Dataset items
++++
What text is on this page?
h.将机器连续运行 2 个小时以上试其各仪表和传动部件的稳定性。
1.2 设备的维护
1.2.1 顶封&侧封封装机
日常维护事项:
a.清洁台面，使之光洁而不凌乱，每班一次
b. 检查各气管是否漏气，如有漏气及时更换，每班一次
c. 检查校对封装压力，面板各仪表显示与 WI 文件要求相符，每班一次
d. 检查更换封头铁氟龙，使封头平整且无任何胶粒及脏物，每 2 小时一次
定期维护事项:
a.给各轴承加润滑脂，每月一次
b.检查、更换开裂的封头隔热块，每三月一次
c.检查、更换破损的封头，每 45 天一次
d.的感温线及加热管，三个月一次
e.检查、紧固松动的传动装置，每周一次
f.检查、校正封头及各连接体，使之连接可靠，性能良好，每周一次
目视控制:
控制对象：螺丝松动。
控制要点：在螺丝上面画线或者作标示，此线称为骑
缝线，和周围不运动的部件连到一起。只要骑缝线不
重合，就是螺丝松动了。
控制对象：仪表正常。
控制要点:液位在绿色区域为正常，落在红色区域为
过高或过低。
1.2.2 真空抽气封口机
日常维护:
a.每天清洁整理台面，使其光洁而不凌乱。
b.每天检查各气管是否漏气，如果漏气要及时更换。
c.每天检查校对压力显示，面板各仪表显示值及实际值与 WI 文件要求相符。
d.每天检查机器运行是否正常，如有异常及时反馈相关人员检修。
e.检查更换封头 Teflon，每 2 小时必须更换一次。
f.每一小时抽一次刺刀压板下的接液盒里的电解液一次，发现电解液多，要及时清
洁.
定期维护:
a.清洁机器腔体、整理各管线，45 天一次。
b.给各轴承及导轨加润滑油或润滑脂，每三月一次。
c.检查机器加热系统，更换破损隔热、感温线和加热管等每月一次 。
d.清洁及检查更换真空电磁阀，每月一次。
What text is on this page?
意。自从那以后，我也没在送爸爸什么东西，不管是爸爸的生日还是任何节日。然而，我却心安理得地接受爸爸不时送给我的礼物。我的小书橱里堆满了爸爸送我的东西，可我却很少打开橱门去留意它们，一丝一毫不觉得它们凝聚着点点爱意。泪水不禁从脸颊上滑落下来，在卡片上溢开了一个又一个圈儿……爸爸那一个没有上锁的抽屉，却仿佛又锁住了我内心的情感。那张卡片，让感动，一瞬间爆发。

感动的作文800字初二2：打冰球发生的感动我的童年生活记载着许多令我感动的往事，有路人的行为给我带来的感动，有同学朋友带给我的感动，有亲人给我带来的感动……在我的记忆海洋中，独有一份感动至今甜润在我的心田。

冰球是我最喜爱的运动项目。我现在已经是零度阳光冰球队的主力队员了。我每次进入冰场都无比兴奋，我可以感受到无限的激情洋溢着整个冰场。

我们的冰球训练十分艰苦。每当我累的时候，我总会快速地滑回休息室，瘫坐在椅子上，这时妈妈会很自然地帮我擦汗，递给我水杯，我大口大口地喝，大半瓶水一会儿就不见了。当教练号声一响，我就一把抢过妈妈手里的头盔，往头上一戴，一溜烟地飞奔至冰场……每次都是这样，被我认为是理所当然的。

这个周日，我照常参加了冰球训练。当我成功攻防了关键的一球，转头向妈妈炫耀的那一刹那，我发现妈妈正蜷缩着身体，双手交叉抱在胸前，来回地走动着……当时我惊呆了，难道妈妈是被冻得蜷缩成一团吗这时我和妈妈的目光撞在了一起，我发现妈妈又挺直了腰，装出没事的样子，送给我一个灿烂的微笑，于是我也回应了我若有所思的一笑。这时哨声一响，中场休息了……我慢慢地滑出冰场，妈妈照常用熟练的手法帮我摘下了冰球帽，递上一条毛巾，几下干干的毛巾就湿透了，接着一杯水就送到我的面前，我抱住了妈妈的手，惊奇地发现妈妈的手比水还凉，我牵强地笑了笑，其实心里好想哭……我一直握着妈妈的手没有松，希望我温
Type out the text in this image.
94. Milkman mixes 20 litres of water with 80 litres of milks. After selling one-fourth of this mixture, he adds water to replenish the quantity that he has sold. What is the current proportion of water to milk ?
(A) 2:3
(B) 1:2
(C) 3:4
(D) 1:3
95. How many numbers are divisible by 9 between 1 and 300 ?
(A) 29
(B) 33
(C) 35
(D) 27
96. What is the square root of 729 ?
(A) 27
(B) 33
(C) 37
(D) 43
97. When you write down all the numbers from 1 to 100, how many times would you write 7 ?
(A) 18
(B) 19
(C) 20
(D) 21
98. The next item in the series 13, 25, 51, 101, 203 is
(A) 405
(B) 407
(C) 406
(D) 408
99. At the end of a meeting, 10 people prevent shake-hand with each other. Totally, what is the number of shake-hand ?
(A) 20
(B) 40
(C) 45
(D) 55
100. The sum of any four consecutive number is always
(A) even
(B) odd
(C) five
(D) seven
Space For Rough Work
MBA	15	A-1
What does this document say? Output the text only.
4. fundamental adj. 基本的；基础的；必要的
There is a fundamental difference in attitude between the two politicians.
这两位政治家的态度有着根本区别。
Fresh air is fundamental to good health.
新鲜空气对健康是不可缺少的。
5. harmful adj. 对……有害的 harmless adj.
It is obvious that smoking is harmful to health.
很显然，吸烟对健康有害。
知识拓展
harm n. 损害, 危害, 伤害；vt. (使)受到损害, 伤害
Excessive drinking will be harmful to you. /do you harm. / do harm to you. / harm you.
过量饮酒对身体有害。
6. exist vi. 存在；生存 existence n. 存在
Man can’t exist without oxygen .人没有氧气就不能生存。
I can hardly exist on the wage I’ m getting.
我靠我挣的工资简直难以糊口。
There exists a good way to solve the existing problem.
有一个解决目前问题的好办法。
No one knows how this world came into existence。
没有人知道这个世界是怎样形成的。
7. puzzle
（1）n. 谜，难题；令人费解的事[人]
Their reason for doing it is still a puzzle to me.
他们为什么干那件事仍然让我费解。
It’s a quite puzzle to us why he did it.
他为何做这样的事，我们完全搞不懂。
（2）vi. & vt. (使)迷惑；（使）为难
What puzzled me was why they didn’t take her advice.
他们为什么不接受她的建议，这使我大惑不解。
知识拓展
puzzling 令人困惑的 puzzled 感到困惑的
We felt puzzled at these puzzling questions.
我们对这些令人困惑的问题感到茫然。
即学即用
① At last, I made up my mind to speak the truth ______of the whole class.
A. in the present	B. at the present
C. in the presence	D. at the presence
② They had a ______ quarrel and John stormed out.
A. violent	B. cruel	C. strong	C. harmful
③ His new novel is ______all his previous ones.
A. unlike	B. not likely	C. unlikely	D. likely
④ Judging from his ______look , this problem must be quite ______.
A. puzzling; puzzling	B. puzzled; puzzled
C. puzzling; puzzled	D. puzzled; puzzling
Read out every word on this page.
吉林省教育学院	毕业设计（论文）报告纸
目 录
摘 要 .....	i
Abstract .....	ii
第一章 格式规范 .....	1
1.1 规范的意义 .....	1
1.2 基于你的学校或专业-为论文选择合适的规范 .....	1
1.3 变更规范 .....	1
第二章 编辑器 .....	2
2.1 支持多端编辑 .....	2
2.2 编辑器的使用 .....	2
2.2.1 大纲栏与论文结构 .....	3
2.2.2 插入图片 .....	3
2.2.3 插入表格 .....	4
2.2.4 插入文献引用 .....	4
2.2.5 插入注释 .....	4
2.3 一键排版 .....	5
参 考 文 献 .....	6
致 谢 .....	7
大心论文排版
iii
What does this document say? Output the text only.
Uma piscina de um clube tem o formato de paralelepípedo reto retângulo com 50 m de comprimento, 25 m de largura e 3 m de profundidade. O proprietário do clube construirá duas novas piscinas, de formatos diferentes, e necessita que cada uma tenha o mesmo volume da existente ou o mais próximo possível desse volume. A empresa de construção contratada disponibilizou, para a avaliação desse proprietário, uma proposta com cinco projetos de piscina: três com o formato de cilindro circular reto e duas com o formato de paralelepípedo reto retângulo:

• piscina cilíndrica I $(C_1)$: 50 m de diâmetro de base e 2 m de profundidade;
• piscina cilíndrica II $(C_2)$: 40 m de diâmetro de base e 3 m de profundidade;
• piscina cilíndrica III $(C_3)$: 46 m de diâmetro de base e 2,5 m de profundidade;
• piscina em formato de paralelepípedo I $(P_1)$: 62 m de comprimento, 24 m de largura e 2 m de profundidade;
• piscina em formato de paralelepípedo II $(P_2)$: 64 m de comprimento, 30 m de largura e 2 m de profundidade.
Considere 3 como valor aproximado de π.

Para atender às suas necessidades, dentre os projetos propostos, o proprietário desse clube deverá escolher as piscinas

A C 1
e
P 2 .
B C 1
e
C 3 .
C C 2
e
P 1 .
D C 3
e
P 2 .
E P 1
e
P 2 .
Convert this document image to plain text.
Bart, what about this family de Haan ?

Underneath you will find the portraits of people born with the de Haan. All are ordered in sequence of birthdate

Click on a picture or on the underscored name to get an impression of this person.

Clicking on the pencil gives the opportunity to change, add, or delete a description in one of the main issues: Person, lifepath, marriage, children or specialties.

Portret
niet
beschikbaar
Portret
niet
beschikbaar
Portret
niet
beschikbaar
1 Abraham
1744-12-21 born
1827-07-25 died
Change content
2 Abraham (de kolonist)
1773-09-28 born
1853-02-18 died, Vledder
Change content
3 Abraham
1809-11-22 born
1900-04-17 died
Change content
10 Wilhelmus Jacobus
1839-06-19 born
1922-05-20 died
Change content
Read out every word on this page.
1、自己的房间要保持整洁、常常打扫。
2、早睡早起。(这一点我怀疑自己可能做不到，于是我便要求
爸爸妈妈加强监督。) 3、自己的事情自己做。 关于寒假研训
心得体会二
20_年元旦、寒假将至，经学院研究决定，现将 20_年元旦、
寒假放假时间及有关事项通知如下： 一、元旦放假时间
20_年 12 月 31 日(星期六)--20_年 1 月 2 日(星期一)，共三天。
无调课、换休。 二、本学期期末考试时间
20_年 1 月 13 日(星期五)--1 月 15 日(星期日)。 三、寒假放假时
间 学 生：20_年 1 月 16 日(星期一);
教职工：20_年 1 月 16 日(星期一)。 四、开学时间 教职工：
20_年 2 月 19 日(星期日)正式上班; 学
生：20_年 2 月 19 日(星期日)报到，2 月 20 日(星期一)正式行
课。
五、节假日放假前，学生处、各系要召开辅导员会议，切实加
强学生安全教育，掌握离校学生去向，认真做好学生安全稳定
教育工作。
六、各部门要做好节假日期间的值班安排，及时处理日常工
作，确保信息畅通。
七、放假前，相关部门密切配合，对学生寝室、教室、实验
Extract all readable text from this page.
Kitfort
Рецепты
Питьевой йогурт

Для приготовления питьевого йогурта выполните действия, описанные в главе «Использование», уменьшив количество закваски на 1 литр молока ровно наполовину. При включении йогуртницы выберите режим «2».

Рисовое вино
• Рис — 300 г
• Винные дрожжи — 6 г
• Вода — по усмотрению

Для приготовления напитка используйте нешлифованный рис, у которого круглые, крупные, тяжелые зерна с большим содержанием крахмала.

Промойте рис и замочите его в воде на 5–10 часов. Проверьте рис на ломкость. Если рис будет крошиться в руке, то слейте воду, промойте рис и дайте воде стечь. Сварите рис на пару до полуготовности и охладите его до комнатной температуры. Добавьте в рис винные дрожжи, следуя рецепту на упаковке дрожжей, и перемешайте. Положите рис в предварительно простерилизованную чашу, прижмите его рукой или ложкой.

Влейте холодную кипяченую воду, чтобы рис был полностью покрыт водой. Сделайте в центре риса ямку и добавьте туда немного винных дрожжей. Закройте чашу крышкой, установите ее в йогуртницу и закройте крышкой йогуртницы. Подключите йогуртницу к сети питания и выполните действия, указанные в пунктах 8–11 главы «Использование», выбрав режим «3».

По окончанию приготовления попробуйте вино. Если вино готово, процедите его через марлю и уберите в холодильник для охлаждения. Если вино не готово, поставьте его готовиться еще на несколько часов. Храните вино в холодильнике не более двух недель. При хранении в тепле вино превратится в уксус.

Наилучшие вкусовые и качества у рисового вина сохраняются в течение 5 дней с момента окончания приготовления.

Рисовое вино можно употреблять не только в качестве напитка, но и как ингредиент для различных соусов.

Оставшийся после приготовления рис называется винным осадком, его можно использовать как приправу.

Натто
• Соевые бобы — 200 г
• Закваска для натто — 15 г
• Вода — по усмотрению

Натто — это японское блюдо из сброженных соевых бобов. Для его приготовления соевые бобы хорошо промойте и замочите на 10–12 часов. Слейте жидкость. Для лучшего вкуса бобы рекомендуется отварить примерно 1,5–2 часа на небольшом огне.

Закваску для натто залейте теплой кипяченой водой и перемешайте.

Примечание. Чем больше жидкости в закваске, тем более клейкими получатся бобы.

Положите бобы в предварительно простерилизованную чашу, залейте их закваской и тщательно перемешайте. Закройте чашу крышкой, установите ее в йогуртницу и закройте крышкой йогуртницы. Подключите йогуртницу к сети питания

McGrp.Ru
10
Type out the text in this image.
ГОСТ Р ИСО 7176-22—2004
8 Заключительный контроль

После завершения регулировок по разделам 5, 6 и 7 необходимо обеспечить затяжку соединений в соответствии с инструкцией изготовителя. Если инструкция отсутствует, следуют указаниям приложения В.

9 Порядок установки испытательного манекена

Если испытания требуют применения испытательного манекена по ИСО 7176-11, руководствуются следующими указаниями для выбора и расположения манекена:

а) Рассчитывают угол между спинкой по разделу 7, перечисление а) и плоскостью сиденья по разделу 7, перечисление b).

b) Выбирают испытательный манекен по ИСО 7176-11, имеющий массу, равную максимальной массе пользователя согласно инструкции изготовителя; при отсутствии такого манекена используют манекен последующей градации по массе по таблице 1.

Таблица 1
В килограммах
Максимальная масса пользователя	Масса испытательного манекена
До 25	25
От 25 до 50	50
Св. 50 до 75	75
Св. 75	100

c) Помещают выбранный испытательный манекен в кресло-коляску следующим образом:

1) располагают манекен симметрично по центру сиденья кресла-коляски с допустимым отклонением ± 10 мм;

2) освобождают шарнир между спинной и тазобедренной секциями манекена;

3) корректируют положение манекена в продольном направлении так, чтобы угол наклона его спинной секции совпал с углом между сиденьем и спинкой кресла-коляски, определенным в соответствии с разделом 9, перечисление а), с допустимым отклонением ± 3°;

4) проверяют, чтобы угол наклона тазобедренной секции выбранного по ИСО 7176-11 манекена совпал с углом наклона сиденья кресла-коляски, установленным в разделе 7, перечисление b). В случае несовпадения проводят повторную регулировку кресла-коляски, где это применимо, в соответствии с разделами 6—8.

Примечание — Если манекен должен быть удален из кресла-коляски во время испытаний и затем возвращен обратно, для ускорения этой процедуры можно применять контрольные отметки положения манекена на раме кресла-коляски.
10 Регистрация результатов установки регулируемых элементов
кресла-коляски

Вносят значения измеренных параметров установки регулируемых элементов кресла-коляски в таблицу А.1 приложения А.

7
++++
From the data, collect all lines where the string "many" appears.

95. How many numbers are divisible by 9 between 1 and 300 ?
97. When you write down all the numbers from 1 to 100, how many times would you write 7 ?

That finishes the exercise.